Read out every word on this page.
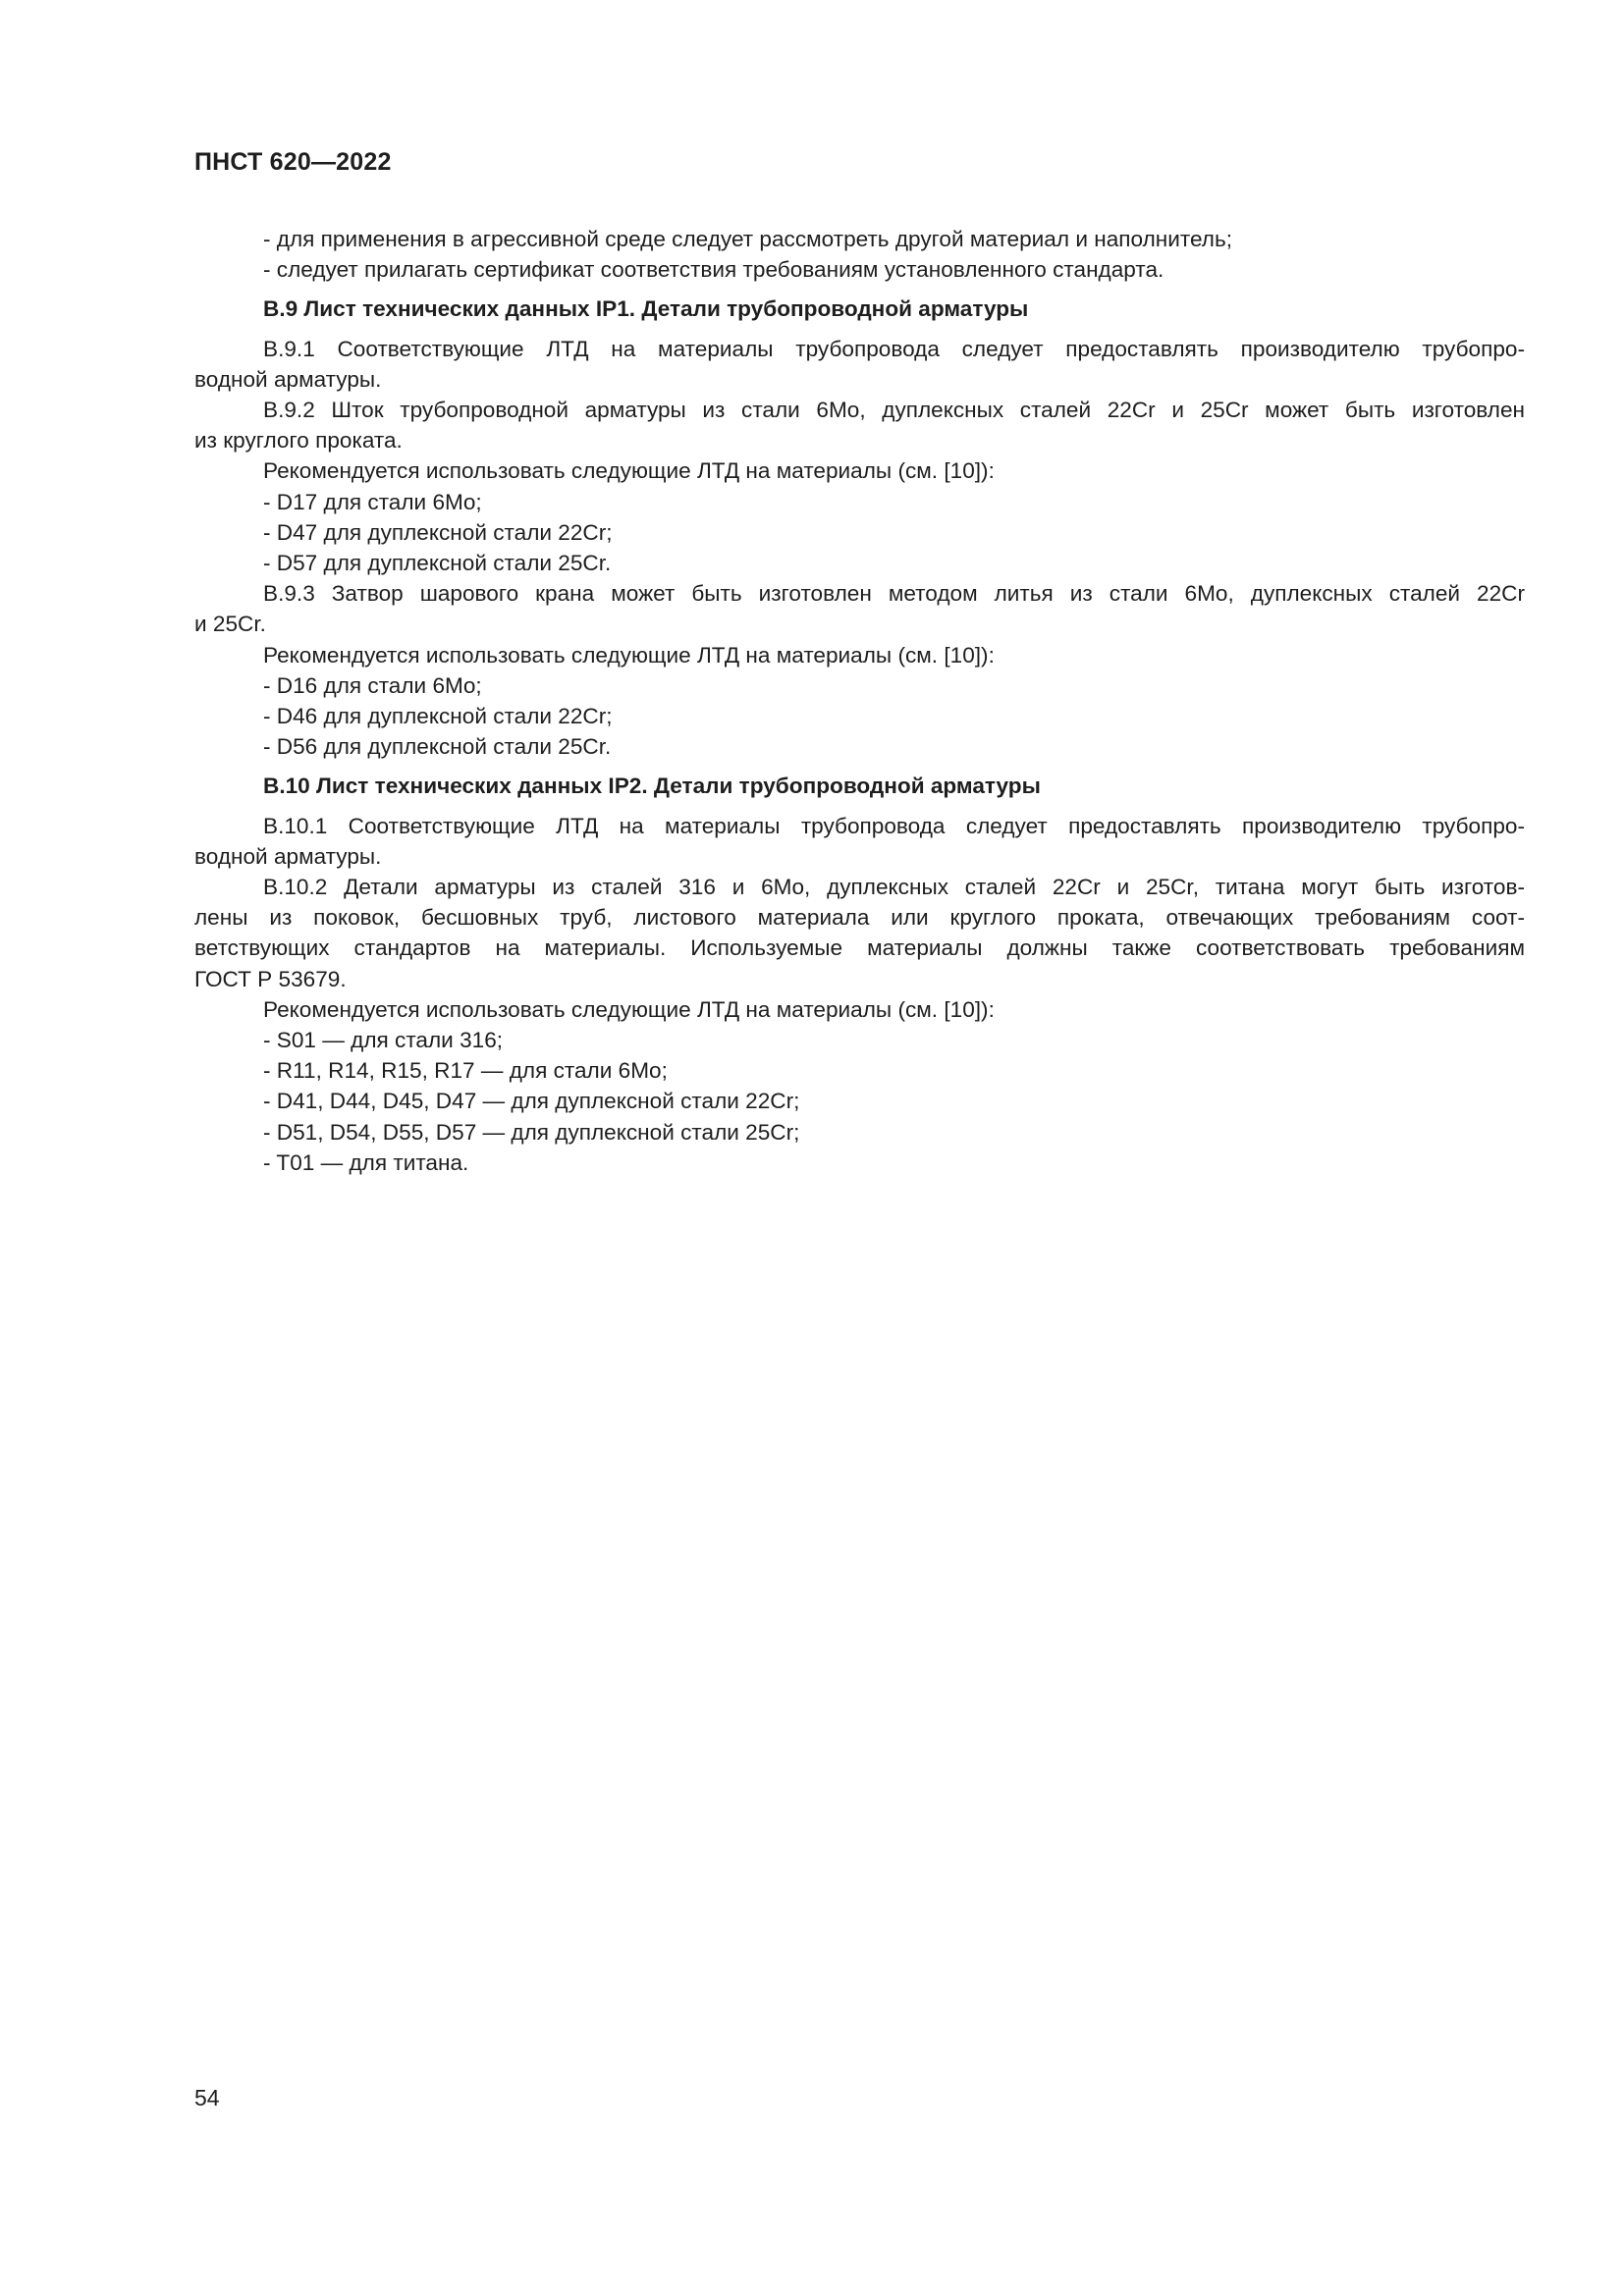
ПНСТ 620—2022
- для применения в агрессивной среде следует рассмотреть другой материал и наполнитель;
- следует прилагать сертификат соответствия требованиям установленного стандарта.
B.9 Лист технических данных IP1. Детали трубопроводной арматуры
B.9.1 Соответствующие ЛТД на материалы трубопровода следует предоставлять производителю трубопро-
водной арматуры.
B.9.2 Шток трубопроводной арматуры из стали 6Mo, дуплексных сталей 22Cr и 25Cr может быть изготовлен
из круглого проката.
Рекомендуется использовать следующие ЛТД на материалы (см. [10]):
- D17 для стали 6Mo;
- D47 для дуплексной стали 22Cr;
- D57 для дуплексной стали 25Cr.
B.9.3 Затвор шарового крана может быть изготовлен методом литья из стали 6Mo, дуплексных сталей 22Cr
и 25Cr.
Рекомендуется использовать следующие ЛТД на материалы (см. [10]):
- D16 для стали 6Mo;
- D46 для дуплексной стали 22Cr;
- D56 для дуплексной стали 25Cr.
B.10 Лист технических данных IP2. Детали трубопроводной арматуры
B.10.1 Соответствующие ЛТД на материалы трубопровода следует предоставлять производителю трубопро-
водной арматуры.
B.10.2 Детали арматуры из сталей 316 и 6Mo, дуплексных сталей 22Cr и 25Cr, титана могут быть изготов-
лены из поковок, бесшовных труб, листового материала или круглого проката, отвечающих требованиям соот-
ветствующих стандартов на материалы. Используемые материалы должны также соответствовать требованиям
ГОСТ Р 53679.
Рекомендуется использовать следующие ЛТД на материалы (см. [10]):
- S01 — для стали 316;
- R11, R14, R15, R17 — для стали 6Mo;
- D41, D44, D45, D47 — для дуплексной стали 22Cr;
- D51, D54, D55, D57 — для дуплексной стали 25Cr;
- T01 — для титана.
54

◇ ◇ ◇ ◇

* WHAT TO WORK ON
Search the entries for the word "изготовлен", then list each line that holds it.

* SOLUTION TO THE PROBLEM
B.9.2 Шток трубопроводной арматуры из стали 6Mo, дуплексных сталей 22Cr и 25Cr может быть изготовлен
B.9.3 Затвор шарового крана может быть изготовлен методом литья из стали 6Mo, дуплексных сталей 22Cr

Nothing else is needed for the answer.